Short problem -> Extract the entries in their exact form.

Collected data
----------------------------------------

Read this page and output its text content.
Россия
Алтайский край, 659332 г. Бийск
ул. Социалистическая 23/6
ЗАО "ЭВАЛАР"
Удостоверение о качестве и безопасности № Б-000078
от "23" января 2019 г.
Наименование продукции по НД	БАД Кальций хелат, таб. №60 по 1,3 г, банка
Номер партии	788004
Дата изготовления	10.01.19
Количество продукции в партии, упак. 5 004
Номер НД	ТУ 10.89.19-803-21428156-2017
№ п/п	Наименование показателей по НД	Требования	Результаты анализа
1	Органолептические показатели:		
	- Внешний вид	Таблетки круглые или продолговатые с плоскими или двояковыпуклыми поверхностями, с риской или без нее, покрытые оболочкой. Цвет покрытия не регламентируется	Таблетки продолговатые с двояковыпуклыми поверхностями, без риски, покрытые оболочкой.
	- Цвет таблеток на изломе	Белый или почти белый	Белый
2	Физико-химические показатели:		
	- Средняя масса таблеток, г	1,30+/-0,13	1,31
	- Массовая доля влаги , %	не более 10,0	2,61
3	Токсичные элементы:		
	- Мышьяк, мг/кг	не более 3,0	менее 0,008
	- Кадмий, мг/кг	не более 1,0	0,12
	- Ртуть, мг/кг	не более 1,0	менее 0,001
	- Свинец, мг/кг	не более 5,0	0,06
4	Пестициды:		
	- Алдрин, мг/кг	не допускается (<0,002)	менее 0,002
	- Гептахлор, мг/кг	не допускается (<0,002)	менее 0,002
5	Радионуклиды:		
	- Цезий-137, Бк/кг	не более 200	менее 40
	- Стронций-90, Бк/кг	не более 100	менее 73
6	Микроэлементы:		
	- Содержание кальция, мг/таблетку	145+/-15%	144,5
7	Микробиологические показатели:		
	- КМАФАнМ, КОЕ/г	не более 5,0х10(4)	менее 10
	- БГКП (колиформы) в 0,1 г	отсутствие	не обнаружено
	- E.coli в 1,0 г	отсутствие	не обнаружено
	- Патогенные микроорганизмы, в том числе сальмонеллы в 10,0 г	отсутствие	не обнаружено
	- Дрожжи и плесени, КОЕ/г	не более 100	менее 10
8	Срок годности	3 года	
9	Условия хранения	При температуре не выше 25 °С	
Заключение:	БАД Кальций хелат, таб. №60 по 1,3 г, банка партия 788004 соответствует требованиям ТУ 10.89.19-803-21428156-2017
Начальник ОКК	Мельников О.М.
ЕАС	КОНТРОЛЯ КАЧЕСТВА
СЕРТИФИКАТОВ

----------------------------------------

Solution to the problem ->
Read this page and output its text content.
Россия
Алтайский край, 659332 г. Бийск
ул. Социалистическая 23/6
ЗАО "ЭВАЛАР"
Удостоверение о качестве и безопасности № Б-000078
от "23" января 2019 г.
Наименование продукции по НД	БАД Кальций хелат, таб. №60 по 1,3 г, банка
Номер партии	788004
Дата изготовления	10.01.19
Количество продукции в партии, упак. 5 004
Номер НД	ТУ 10.89.19-803-21428156-2017
№ п/п	Наименование показателей по НД	Требования	Результаты анализа
1	Органолептические показатели:		
	- Внешний вид	Таблетки круглые или продолговатые с плоскими или двояковыпуклыми поверхностями, с риской или без нее, покрытые оболочкой. Цвет покрытия не регламентируется	Таблетки продолговатые с двояковыпуклыми поверхностями, без риски, покрытые оболочкой.
	- Цвет таблеток на изломе	Белый или почти белый	Белый
2	Физико-химические показатели:		
	- Средняя масса таблеток, г	1,30+/-0,13	1,31
	- Массовая доля влаги , %	не более 10,0	2,61
3	Токсичные элементы:		
	- Мышьяк, мг/кг	не более 3,0	менее 0,008
	- Кадмий, мг/кг	не более 1,0	0,12
	- Ртуть, мг/кг	не более 1,0	менее 0,001
	- Свинец, мг/кг	не более 5,0	0,06
4	Пестициды:		
	- Алдрин, мг/кг	не допускается (<0,002)	менее 0,002
	- Гептахлор, мг/кг	не допускается (<0,002)	менее 0,002
5	Радионуклиды:		
	- Цезий-137, Бк/кг	не более 200	менее 40
	- Стронций-90, Бк/кг	не более 100	менее 73
6	Микроэлементы:		
	- Содержание кальция, мг/таблетку	145+/-15%	144,5
7	Микробиологические показатели:		
	- КМАФАнМ, КОЕ/г	не более 5,0х10(4)	менее 10
	- БГКП (колиформы) в 0,1 г	отсутствие	не обнаружено
	- E.coli в 1,0 г	отсутствие	не обнаружено
	- Патогенные микроорганизмы, в том числе сальмонеллы в 10,0 г	отсутствие	не обнаружено
	- Дрожжи и плесени, КОЕ/г	не более 100	менее 10
8	Срок годности	3 года	
9	Условия хранения	При температуре не выше 25 °С	
Заключение:	БАД Кальций хелат, таб. №60 по 1,3 г, банка партия 788004 соответствует требованиям ТУ 10.89.19-803-21428156-2017
Начальник ОКК	Мельников О.М.
ЕАС	КОНТРОЛЯ КАЧЕСТВА
СЕРТИФИКАТОВ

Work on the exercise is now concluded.